# Written exercise:
Pick out every line of the entries below where "해면기압" occurs, and copy those lines.
********************
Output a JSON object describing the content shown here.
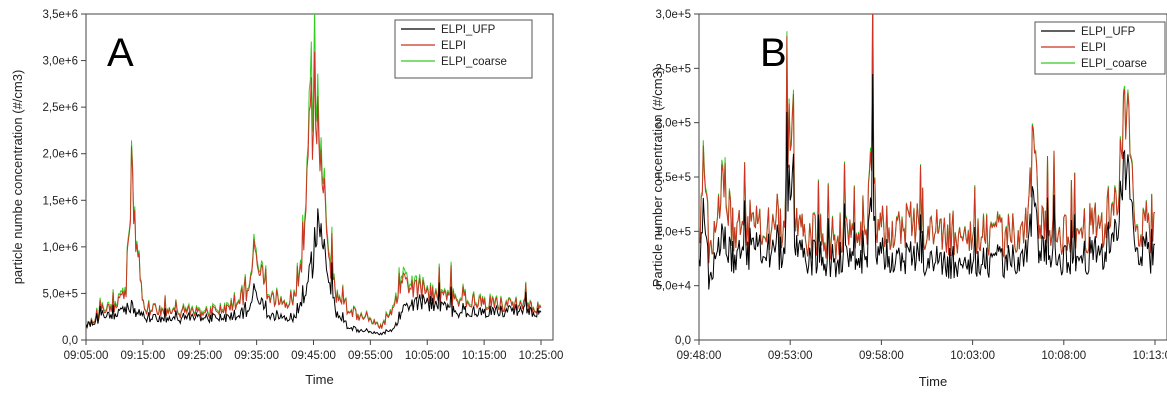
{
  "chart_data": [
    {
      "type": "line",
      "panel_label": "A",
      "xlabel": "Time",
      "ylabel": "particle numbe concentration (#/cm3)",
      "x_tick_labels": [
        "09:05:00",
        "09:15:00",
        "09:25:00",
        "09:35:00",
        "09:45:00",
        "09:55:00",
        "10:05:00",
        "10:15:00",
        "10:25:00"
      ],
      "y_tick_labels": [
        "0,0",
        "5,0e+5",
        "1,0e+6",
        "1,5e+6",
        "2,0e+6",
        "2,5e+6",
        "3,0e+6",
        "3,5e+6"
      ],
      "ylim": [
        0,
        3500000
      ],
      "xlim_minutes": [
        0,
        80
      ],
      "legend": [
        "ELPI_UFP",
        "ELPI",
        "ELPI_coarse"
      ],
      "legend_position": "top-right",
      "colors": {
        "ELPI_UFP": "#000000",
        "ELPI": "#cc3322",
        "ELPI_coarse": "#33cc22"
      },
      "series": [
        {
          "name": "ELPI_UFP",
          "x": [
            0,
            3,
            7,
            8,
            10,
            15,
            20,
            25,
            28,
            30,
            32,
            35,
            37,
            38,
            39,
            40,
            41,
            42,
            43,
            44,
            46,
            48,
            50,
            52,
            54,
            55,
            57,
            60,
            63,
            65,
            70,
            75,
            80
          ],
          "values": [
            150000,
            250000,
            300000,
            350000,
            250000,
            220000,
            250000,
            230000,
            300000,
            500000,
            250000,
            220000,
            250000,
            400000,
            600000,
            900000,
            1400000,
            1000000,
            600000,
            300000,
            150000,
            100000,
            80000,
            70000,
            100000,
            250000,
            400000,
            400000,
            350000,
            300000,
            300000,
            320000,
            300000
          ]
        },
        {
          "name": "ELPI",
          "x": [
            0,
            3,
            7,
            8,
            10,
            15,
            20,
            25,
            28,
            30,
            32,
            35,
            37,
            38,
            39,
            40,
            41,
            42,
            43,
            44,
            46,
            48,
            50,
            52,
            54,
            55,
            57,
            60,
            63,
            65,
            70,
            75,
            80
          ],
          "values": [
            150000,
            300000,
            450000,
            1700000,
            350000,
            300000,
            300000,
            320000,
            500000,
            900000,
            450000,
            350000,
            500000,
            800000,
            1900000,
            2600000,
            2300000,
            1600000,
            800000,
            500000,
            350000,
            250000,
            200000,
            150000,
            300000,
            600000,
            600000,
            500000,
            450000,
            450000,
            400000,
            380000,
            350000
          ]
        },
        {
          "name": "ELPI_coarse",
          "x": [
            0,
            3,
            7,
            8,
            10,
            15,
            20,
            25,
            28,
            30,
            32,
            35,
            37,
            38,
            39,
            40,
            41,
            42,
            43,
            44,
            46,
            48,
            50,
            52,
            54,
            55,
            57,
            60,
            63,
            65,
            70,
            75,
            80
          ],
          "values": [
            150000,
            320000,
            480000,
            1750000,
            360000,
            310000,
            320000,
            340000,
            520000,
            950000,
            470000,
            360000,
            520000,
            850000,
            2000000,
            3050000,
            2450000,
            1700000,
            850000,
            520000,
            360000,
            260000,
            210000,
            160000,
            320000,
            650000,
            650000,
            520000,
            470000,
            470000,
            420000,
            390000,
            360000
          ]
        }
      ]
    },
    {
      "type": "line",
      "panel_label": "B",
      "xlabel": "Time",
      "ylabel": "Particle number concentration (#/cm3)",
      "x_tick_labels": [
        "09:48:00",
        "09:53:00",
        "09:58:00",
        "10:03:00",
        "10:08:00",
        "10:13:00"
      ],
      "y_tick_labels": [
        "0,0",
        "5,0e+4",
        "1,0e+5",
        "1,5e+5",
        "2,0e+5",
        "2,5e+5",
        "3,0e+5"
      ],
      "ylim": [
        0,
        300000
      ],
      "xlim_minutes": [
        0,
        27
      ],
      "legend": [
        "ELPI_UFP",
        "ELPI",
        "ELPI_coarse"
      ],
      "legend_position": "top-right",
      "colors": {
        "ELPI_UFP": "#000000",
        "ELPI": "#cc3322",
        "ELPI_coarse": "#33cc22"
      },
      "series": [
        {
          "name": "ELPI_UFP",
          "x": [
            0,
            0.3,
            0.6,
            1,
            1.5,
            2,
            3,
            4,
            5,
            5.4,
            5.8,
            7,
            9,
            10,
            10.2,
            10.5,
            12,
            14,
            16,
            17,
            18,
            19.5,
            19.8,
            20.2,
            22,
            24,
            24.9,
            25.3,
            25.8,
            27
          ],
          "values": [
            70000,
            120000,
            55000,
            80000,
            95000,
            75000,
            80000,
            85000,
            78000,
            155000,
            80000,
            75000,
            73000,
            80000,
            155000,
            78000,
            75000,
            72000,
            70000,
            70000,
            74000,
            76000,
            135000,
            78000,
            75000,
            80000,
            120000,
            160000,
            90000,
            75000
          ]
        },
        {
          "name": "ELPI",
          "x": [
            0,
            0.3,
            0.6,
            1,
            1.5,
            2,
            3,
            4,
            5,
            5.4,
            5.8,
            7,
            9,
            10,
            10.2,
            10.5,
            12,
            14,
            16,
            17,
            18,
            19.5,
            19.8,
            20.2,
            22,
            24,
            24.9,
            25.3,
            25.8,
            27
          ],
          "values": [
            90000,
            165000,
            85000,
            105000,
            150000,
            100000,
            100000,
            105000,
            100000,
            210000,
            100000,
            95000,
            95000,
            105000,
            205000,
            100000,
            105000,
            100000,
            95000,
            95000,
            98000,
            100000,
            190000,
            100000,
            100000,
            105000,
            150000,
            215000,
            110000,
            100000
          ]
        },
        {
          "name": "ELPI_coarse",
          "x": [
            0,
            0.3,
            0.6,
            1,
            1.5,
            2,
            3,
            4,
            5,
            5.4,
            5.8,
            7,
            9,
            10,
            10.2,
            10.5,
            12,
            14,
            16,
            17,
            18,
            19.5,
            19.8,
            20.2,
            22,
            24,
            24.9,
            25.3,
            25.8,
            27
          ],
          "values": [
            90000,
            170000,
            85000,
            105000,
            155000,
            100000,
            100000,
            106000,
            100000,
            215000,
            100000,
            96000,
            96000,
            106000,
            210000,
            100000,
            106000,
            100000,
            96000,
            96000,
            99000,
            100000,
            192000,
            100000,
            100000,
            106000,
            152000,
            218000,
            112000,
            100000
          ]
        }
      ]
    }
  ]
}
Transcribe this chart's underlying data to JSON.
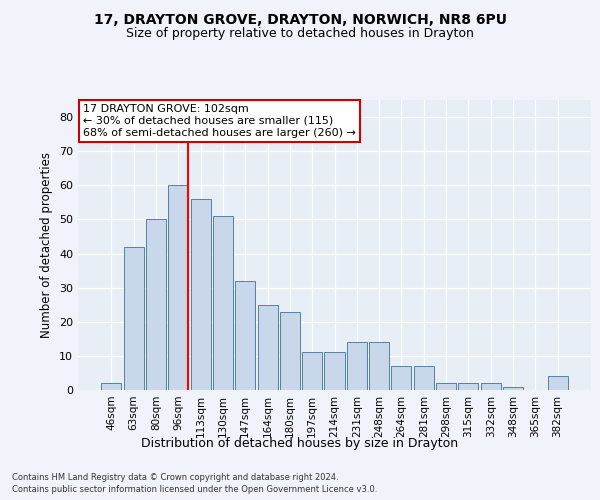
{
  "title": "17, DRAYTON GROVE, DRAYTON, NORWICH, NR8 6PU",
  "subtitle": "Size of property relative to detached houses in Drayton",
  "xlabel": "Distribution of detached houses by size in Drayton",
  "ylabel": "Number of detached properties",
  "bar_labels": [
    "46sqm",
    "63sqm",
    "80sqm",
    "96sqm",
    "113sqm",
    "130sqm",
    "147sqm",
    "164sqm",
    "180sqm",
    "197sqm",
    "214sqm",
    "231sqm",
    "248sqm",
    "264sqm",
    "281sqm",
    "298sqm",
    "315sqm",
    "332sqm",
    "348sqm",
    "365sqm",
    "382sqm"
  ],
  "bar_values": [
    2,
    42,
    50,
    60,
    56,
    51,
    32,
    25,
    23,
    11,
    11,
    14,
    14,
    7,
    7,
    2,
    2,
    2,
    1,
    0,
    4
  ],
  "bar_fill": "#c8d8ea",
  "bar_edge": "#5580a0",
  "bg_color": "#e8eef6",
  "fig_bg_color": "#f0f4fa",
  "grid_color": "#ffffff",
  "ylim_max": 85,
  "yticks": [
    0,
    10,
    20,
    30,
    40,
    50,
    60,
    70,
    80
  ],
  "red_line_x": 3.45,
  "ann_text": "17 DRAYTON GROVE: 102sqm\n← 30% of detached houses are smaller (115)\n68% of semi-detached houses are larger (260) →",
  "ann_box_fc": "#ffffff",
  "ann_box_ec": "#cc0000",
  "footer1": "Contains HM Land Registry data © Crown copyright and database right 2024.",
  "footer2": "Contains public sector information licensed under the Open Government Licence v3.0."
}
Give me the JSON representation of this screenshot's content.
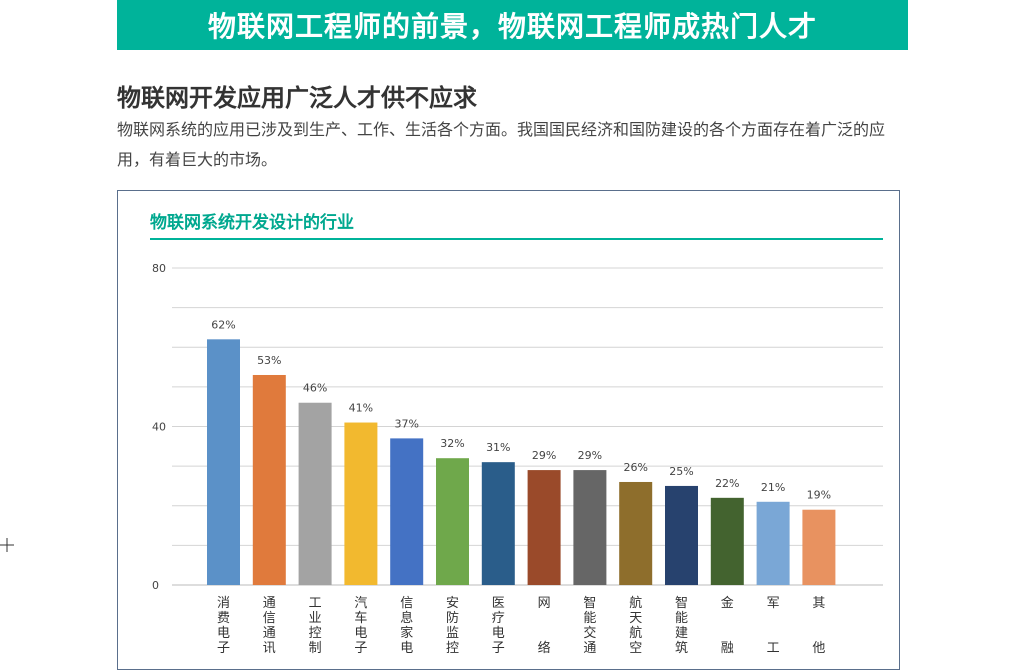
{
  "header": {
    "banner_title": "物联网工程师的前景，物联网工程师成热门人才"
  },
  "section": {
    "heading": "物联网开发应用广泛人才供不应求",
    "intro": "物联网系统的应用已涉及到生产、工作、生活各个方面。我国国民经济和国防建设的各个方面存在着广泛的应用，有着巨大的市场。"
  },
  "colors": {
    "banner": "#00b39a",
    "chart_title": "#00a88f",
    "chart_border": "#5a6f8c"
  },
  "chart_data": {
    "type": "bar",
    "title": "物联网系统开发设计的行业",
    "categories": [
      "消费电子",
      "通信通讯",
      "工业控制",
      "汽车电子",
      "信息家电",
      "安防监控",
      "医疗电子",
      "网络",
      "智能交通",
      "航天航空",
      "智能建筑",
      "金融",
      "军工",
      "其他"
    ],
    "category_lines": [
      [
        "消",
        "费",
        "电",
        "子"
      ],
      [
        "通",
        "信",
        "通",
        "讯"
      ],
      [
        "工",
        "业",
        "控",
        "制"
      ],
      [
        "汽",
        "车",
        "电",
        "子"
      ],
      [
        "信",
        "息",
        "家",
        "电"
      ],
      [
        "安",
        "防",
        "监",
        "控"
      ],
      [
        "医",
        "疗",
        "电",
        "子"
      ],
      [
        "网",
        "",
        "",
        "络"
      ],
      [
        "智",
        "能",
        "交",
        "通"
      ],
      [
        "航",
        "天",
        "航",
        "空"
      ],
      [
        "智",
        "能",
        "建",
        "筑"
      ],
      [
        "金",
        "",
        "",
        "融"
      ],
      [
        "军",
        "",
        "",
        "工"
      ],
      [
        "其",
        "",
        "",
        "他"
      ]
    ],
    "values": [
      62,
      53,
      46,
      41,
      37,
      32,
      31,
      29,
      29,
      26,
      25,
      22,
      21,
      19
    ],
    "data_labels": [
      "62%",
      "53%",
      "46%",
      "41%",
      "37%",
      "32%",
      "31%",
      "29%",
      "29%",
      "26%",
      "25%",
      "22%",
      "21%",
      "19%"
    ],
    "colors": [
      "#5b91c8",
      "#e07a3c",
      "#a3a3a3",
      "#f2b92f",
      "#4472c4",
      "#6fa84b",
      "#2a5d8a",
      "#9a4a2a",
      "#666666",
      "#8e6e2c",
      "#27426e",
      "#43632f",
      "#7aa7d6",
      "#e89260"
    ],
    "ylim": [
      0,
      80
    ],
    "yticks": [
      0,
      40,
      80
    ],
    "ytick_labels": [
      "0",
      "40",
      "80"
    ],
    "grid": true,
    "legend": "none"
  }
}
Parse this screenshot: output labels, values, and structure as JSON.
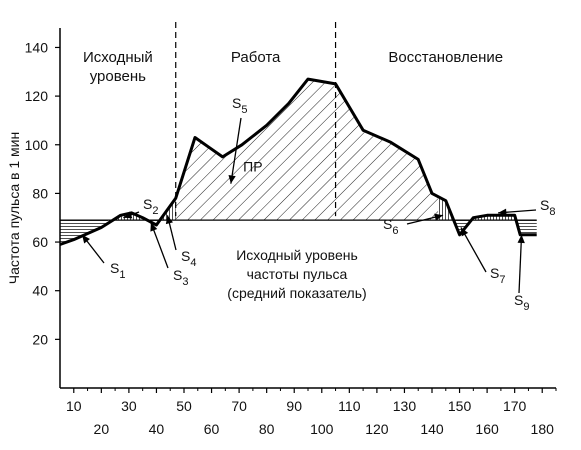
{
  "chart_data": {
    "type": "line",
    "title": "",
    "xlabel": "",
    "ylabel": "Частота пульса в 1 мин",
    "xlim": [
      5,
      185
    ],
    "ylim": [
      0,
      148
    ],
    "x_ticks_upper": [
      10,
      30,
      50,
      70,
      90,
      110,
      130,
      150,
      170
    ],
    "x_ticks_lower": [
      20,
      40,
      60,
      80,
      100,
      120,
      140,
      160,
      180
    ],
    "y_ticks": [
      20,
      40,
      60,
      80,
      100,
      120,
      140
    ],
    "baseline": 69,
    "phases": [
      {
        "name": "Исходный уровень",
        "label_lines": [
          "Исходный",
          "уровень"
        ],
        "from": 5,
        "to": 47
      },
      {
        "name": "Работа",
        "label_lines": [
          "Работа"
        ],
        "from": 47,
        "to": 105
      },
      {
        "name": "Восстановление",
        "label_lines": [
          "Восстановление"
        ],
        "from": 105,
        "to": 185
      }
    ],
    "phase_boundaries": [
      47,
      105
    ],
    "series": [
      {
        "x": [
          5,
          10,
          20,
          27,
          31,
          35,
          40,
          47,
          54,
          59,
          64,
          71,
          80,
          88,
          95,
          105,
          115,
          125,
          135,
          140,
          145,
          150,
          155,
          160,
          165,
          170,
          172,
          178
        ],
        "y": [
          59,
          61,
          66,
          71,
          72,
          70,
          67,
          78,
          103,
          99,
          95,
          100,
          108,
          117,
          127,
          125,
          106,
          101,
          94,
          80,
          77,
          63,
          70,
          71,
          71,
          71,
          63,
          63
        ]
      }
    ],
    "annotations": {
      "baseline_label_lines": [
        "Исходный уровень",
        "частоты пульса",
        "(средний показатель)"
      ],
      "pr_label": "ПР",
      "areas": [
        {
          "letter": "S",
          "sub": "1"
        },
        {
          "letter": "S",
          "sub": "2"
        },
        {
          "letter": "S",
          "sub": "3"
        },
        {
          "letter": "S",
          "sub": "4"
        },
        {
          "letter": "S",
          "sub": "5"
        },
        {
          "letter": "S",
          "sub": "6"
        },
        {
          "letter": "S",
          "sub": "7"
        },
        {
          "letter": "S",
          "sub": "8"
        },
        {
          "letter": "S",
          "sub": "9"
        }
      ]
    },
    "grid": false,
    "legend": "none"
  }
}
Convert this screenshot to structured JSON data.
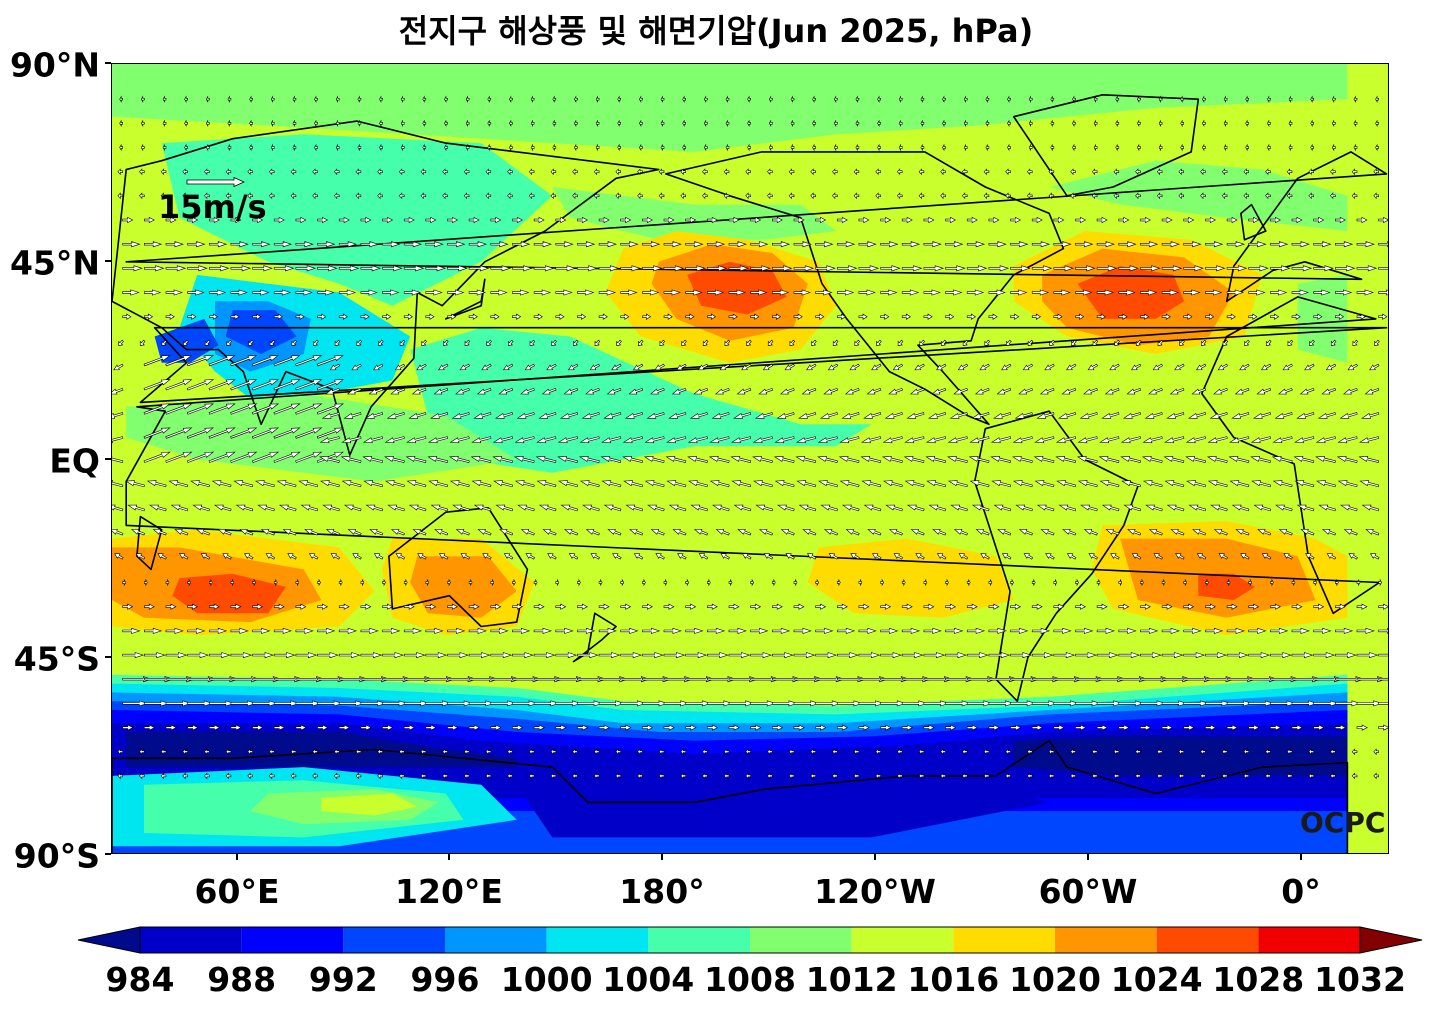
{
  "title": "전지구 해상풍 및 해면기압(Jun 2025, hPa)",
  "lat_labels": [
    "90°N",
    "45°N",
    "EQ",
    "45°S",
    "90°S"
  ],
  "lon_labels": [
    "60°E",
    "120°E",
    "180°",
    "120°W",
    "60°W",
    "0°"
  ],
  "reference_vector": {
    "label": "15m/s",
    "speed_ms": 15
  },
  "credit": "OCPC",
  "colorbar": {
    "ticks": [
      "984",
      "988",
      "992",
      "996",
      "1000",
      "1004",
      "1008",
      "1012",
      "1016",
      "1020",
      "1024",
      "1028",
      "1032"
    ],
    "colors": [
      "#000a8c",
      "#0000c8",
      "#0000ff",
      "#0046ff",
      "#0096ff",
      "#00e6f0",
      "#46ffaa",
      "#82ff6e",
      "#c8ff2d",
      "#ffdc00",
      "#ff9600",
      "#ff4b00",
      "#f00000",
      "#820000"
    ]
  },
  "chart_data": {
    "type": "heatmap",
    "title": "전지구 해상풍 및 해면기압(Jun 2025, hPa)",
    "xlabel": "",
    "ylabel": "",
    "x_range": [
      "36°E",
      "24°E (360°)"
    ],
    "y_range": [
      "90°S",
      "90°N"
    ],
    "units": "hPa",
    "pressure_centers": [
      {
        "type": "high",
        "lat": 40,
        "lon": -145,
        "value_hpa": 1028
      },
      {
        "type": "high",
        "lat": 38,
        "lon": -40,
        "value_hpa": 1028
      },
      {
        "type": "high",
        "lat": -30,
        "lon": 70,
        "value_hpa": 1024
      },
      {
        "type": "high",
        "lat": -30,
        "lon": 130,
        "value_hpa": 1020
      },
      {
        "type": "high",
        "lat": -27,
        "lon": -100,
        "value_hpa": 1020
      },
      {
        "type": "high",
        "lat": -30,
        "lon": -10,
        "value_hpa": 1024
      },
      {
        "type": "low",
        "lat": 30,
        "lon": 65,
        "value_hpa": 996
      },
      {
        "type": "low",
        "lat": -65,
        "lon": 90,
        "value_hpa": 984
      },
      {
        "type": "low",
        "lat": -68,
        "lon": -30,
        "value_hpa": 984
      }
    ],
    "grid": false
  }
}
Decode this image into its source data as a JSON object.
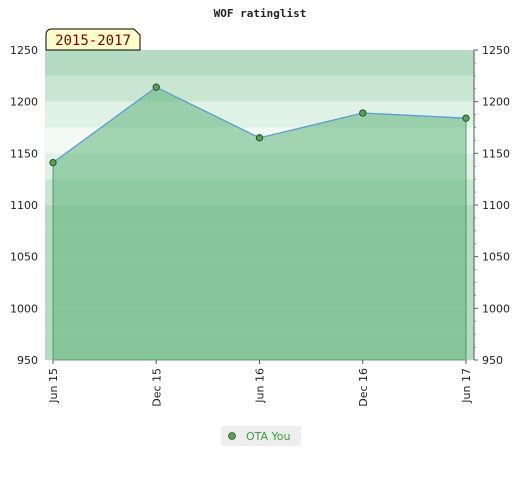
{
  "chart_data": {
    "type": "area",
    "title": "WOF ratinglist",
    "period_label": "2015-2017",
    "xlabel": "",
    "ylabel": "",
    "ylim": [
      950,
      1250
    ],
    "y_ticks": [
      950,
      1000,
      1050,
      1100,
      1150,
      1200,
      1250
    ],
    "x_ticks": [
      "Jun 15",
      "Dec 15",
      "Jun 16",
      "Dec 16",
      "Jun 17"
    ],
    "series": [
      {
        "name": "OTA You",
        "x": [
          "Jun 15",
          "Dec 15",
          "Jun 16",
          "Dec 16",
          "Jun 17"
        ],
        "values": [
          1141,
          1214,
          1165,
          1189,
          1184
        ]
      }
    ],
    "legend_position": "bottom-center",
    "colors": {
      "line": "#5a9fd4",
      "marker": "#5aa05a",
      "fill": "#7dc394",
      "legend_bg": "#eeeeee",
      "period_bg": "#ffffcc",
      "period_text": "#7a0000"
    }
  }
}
********************
# Task output:
  "title": "전지구 해상풍 및 해면기압(Jun 2025, hPa)",
    "title": "전지구 해상풍 및 해면기압(Jun 2025, hPa)",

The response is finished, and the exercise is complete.